▶ [Text under study]:
_ _ _ _ _ _ _

5. Not even most of the sea life could survive due to the changes in temperature, pressure, sunlight, filtration, salt.

The video makes the point that at an elevation of 29,055 feet, all the animals would freeze to death, or suffocate to death because the air is too thin.

I don’t think that’s right, because you’d displace the air upwards as well. 29,000 feet would be the new sea level, and the pressure would be the same as current sea level (or just a tiny bit less, since the air is occupying a larger volume).

But that’s just a nitpicky detail.

It’s also worth considering that the rainiest place on earth gets 39 feet of rain a year, or 1.28 inches a day. In order to cover Mount Everest in 40 days, it would have to rain 8,716.5 inches per day (726 feet). That’s so much rain that you’d drown standing in it. The sheer downward pressure of that much water would probably sink the boat.

Nothing could have survived (unless it was magic).

Christopher Hitchens on an Incompetent and Indifferent Designer

Tuesday, January 5th, 2010

Each of the four horsemen of New Atheism (Dawkins, Dennett, Harris, and Hitchens) has his favorite argument he likes to trot out in his talks and debates. Having listened to these guys talk over and over again, I have become pretty familiar with their lines of reasoning and preferred modes of attack.

But there’s one I never get tired of hearing, and unsurprisingly it’s from Christopher Hitchens — in my opinion, the most eloquent of the four.

Unfortunately, I’ve hitherto been unable to find a transcript of this argument, so I took the liberty to transcribe it.

_ _ _ _ _ _ _

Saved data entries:
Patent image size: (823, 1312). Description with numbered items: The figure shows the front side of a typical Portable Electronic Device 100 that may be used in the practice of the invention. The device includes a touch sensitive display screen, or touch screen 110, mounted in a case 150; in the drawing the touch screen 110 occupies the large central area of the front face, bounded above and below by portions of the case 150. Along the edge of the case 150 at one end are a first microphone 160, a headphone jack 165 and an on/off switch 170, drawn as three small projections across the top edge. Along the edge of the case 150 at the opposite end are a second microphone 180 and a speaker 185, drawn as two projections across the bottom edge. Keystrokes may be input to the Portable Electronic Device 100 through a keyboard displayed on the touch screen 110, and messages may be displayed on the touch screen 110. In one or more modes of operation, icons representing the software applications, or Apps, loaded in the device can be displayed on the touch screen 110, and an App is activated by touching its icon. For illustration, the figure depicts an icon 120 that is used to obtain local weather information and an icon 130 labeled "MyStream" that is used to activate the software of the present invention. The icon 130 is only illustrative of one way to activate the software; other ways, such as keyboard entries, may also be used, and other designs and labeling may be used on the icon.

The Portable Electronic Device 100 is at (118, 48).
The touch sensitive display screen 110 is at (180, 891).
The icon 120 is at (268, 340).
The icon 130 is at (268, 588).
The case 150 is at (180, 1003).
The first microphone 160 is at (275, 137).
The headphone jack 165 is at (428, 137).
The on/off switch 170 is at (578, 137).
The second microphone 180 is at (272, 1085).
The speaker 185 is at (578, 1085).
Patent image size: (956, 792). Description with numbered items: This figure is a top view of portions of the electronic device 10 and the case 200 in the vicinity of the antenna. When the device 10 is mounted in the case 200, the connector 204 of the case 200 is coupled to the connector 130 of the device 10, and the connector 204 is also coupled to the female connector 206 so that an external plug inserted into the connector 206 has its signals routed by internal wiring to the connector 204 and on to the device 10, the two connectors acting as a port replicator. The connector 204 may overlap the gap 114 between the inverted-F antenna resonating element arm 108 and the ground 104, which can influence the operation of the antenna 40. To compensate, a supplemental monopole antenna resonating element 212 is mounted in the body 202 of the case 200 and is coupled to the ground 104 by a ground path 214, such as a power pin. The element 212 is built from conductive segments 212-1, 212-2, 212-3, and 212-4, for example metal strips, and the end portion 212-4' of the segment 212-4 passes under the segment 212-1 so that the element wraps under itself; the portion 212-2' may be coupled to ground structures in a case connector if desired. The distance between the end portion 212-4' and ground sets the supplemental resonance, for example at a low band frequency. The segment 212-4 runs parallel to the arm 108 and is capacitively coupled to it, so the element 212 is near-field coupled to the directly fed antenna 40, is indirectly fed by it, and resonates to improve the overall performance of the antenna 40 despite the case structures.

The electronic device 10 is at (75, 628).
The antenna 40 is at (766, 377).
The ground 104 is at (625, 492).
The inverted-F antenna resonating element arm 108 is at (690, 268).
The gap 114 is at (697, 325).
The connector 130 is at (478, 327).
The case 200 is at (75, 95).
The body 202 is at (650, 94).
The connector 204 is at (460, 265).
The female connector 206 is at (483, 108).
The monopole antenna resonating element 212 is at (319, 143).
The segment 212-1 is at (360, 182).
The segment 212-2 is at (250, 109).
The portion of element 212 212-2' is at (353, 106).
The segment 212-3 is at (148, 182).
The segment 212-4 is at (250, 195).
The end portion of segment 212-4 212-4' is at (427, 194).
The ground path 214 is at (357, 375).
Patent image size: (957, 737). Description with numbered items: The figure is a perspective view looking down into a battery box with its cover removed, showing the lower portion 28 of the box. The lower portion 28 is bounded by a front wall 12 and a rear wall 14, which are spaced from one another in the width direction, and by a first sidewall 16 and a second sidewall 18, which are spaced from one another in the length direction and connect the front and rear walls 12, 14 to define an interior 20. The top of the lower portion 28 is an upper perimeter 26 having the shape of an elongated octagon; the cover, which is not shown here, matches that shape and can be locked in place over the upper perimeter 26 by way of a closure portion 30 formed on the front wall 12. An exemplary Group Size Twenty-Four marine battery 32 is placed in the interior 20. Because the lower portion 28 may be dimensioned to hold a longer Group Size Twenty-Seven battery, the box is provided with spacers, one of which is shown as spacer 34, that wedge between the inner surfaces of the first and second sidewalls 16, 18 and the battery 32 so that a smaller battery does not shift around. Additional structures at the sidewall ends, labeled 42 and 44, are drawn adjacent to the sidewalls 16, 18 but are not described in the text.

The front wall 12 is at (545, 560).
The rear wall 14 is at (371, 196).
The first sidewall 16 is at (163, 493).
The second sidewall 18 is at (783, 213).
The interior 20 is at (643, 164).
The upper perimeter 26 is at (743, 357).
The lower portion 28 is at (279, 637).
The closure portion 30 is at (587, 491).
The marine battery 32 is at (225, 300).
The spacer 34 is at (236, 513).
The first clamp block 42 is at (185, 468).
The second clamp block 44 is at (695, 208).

_ _ _ _ _ _ _

▶ [Work item]: Please copy the blog excerpt word for word, starting at the words "The video makes" and stopping after "it was magic).". Work only from the blog excerpt, not the material.

▶ [Response to the task]:
The video makes the point that at an elevation of 29,055 feet, all the animals would freeze to death, or suffocate to death because the air is too thin.

I don’t think that’s right, because you’d displace the air upwards as well. 29,000 feet would be the new sea level, and the pressure would be the same as current sea level (or just a tiny bit less, since the air is occupying a larger volume).

But that’s just a nitpicky detail.

It’s also worth considering that the rainiest place on earth gets 39 feet of rain a year, or 1.28 inches a day. In order to cover Mount Everest in 40 days, it would have to rain 8,716.5 inches per day (726 feet). That’s so much rain that you’d drown standing in it. The sheer downward pressure of that much water would probably sink the boat.

Nothing could have survived (unless it was magic).